To be done – Reproduce the rows word for word, starting with the first row and ending with the row that contains "banner-title: 일반화본능 사례4 — [18, 12, 161, 34]", both of those rows included.

Item position entries:
********************

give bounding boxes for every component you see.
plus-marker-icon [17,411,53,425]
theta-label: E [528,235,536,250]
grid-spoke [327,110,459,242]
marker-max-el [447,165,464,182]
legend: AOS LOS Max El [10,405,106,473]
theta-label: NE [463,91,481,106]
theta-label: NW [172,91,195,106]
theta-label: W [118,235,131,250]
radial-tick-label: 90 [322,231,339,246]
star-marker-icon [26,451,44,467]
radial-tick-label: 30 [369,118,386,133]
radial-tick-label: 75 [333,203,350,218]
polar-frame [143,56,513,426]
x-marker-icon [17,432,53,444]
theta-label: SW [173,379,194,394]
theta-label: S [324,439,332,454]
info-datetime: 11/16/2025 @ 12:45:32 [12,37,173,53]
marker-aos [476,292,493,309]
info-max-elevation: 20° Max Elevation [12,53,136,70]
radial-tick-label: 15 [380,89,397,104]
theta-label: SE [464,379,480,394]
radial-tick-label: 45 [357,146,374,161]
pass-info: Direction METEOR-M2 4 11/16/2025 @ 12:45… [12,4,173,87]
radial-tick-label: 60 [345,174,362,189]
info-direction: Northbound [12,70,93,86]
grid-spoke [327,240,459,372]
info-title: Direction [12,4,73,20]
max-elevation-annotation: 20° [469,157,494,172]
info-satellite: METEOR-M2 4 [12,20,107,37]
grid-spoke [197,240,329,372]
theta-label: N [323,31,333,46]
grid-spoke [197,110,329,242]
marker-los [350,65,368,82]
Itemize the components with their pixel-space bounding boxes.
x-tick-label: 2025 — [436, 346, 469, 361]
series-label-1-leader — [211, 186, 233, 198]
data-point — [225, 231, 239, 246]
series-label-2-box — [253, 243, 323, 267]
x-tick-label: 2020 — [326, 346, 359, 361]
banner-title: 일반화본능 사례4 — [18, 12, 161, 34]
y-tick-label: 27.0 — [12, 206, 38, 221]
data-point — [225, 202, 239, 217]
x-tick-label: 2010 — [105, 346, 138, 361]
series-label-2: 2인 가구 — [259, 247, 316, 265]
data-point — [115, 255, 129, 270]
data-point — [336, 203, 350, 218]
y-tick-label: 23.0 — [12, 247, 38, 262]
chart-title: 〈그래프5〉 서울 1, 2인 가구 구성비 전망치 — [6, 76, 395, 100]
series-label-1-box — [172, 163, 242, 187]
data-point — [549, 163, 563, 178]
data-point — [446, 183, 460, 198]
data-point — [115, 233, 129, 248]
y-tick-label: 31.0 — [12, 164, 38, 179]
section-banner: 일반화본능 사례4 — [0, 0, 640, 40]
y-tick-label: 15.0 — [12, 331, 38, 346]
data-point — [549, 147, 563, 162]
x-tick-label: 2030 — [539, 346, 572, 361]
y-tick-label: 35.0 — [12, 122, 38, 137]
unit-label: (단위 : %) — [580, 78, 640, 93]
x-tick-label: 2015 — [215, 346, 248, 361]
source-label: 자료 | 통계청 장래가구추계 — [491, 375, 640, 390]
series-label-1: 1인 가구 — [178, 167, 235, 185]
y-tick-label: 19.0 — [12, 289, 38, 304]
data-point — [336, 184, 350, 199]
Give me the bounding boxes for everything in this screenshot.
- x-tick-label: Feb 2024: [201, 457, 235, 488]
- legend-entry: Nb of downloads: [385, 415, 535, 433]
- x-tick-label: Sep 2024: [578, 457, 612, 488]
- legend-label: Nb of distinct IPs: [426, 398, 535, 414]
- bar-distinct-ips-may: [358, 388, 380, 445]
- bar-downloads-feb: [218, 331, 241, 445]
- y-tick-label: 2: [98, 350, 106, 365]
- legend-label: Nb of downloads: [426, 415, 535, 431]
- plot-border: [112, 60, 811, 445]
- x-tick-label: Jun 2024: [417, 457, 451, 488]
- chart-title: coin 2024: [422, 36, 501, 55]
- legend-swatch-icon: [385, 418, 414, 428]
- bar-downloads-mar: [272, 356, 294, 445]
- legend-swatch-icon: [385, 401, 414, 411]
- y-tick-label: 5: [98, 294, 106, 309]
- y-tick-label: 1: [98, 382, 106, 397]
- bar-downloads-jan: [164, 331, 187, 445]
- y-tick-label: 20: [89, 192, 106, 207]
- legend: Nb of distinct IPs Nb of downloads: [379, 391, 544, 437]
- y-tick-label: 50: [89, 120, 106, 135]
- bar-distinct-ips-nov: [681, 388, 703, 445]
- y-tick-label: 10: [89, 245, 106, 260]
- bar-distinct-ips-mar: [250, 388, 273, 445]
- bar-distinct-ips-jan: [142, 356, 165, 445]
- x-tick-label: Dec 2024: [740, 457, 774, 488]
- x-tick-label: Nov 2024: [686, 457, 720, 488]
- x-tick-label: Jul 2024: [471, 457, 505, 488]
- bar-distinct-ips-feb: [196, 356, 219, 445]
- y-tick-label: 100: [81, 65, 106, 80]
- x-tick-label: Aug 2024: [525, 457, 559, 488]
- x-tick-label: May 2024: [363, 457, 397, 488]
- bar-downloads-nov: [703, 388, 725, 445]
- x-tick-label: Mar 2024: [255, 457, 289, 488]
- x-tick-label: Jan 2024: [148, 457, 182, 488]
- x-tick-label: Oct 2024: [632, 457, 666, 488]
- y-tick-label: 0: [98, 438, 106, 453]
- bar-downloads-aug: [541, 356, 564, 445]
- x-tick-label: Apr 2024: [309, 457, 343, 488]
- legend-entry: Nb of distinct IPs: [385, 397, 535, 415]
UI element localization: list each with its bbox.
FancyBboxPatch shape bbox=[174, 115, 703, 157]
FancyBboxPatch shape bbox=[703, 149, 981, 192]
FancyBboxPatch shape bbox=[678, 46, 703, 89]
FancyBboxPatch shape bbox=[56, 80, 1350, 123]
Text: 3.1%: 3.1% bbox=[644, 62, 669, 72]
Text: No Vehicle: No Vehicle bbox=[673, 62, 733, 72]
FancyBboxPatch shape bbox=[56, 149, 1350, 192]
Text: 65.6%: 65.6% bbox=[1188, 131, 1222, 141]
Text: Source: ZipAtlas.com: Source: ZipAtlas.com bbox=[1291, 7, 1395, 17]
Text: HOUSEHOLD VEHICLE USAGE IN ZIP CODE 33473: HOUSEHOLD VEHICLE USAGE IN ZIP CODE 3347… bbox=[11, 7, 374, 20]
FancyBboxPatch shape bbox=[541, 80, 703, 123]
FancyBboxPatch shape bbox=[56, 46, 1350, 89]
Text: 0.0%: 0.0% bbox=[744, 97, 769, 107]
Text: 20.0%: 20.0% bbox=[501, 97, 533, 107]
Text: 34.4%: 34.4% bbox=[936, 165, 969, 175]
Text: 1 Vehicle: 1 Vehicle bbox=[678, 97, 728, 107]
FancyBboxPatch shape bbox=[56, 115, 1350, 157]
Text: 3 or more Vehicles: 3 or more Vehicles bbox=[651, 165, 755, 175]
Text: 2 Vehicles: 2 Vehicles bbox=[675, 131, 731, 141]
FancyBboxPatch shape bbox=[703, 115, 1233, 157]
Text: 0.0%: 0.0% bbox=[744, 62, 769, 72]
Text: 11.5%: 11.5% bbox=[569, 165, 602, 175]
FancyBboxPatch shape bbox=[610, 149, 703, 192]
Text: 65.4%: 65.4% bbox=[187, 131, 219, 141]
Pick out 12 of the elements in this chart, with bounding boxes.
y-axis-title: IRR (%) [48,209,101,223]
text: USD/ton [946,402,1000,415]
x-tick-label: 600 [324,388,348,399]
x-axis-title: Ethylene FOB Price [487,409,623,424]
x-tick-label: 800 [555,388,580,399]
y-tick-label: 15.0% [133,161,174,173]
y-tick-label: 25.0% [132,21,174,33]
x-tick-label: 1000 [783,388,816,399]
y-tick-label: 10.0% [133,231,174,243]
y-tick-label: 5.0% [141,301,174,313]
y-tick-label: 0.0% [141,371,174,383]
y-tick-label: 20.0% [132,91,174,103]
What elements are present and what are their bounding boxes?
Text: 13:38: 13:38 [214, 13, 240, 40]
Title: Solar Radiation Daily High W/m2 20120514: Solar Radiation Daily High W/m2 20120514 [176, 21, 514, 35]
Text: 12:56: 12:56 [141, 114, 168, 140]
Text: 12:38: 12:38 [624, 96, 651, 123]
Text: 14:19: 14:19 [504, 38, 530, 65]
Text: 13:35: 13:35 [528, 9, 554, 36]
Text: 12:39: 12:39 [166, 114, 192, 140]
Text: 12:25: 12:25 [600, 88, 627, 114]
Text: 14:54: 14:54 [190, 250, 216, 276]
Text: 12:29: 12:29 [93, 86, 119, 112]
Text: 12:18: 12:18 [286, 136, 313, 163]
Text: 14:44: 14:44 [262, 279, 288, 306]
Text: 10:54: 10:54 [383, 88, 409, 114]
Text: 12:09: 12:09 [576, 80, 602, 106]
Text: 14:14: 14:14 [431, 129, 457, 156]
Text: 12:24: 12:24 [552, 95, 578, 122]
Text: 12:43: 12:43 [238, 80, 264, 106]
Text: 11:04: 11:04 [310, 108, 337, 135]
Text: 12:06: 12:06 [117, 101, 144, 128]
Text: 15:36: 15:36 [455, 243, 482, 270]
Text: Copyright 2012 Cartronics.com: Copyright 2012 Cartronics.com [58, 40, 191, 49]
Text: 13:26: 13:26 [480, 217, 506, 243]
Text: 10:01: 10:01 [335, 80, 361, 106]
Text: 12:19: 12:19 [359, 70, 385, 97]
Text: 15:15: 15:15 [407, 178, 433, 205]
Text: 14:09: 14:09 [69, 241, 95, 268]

********************

Output for this exercise –
give bounding boxes for every component you see.
plus-marker-icon [17,411,53,425]
theta-label: E [528,235,536,250]
grid-spoke [327,110,459,242]
marker-max-el [447,165,464,182]
legend: AOS LOS Max El [10,405,106,473]
theta-label: NE [463,91,481,106]
theta-label: NW [172,91,195,106]
theta-label: W [118,235,131,250]
radial-tick-label: 90 [322,231,339,246]
star-marker-icon [26,451,44,467]
radial-tick-label: 30 [369,118,386,133]
radial-tick-label: 75 [333,203,350,218]
polar-frame [143,56,513,426]
x-marker-icon [17,432,53,444]
theta-label: SW [173,379,194,394]
theta-label: S [324,439,332,454]
info-datetime: 11/16/2025 @ 12:45:32 [12,37,173,53]
marker-aos [476,292,493,309]
info-max-elevation: 20° Max Elevation [12,53,136,70]
radial-tick-label: 15 [380,89,397,104]
theta-label: SE [464,379,480,394]
radial-tick-label: 45 [357,146,374,161]
pass-info: Direction METEOR-M2 4 11/16/2025 @ 12:45… [12,4,173,87]
radial-tick-label: 60 [345,174,362,189]
info-direction: Northbound [12,70,93,86]
grid-spoke [327,240,459,372]
info-title: Direction [12,4,73,20]
max-elevation-annotation: 20° [469,157,494,172]
info-satellite: METEOR-M2 4 [12,20,107,37]
grid-spoke [197,240,329,372]
theta-label: N [323,31,333,46]
grid-spoke [197,110,329,242]
marker-los [350,65,368,82]
Itemize the components with their pixel-space bounding boxes.
x-tick-label: 2025 — [436, 346, 469, 361]
series-label-1-leader — [211, 186, 233, 198]
data-point — [225, 231, 239, 246]
series-label-2-box — [253, 243, 323, 267]
x-tick-label: 2020 — [326, 346, 359, 361]
banner-title: 일반화본능 사례4 — [18, 12, 161, 34]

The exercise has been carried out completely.